(Excerpt from a dataset)
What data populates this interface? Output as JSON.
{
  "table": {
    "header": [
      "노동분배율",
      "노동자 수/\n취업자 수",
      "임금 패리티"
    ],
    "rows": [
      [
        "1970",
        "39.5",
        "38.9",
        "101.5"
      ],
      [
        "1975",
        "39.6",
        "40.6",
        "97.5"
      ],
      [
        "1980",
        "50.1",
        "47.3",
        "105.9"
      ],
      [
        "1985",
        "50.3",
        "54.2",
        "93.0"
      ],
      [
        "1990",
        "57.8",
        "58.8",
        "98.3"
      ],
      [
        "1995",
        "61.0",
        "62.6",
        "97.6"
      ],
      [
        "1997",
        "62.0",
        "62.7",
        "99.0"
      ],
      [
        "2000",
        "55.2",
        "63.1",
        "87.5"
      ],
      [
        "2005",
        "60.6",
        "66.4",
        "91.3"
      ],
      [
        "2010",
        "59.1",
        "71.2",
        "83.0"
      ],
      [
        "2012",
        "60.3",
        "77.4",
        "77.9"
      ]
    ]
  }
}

= Given task =
Using the exact wording, write out all of the records.

= Result =
What data populates this interface? Output as JSON.
{
  "table": {
    "header": [
      "노동분배율",
      "노동자 수/\n취업자 수",
      "임금 패리티"
    ],
    "rows": [
      [
        "1970",
        "39.5",
        "38.9",
        "101.5"
      ],
      [
        "1975",
        "39.6",
        "40.6",
        "97.5"
      ],
      [
        "1980",
        "50.1",
        "47.3",
        "105.9"
      ],
      [
        "1985",
        "50.3",
        "54.2",
        "93.0"
      ],
      [
        "1990",
        "57.8",
        "58.8",
        "98.3"
      ],
      [
        "1995",
        "61.0",
        "62.6",
        "97.6"
      ],
      [
        "1997",
        "62.0",
        "62.7",
        "99.0"
      ],
      [
        "2000",
        "55.2",
        "63.1",
        "87.5"
      ],
      [
        "2005",
        "60.6",
        "66.4",
        "91.3"
      ],
      [
        "2010",
        "59.1",
        "71.2",
        "83.0"
      ],
      [
        "2012",
        "60.3",
        "77.4",
        "77.9"
      ]
    ]
  }
}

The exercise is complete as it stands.